• _Records to use_:
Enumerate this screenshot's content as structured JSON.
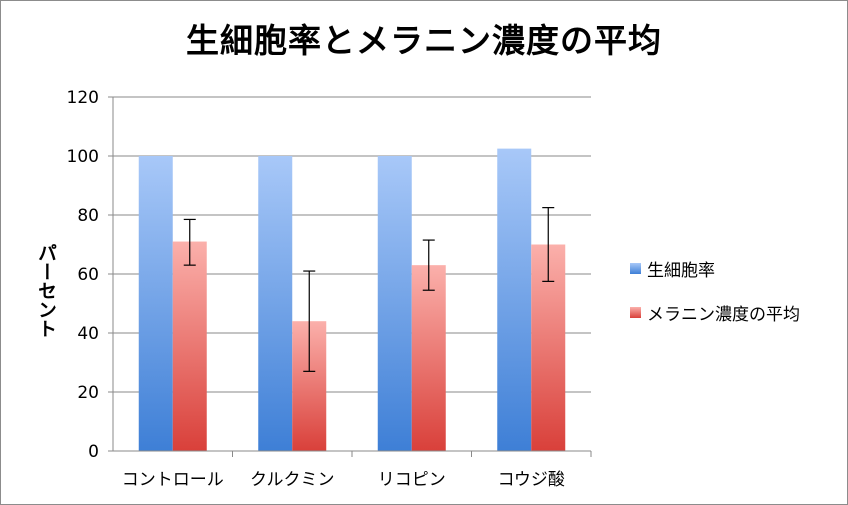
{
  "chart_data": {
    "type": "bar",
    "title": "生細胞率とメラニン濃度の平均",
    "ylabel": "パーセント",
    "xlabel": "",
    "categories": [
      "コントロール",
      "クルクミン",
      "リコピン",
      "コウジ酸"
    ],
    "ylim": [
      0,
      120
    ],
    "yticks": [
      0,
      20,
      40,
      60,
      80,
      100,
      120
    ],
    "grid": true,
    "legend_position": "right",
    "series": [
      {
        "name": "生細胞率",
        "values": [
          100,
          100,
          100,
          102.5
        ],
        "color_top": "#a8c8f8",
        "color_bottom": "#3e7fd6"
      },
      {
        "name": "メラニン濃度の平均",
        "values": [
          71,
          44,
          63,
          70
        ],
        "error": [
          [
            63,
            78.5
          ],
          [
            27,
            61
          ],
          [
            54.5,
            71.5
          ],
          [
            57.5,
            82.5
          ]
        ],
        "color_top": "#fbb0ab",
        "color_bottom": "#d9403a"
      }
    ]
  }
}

* * *

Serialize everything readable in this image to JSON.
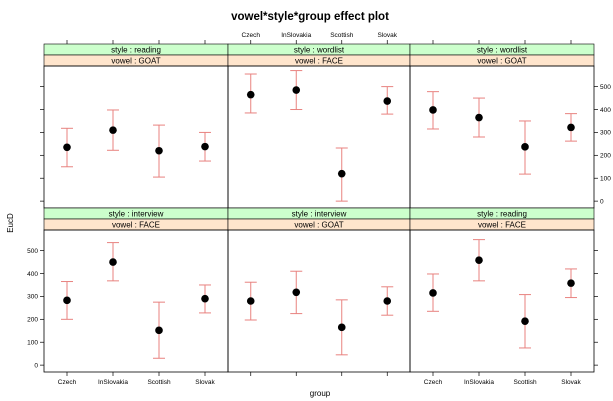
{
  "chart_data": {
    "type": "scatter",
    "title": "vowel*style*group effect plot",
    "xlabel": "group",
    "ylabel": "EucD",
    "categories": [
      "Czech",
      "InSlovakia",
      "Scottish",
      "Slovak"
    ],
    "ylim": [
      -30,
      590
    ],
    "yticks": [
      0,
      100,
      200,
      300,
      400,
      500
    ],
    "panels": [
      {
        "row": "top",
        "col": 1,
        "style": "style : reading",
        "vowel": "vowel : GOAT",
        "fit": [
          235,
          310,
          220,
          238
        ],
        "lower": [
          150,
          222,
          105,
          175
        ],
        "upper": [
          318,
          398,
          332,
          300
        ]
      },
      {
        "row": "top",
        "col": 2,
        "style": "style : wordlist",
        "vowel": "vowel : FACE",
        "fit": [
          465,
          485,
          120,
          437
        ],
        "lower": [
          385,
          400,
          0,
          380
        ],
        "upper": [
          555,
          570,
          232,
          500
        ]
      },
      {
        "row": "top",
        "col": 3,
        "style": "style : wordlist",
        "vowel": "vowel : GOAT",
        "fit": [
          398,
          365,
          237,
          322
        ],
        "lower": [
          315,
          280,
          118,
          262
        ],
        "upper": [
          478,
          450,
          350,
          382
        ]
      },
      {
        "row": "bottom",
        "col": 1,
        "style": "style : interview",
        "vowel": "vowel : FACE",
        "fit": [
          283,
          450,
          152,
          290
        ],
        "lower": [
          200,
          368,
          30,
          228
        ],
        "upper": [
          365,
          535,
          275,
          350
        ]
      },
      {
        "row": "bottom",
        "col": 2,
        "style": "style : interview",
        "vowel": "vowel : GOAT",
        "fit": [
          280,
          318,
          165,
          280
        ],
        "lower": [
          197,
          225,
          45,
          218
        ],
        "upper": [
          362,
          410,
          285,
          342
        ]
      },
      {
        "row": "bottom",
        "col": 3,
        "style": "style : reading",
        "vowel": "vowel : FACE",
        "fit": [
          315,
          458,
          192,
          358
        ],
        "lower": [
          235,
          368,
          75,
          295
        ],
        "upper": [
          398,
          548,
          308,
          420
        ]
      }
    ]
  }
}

• _Description of the task_: From the material above, copy each line that includes the word "title".

• _Task solution_:
    "title": "生細胞率とメラニン濃度の平均",
    "title": "vowel*style*group effect plot",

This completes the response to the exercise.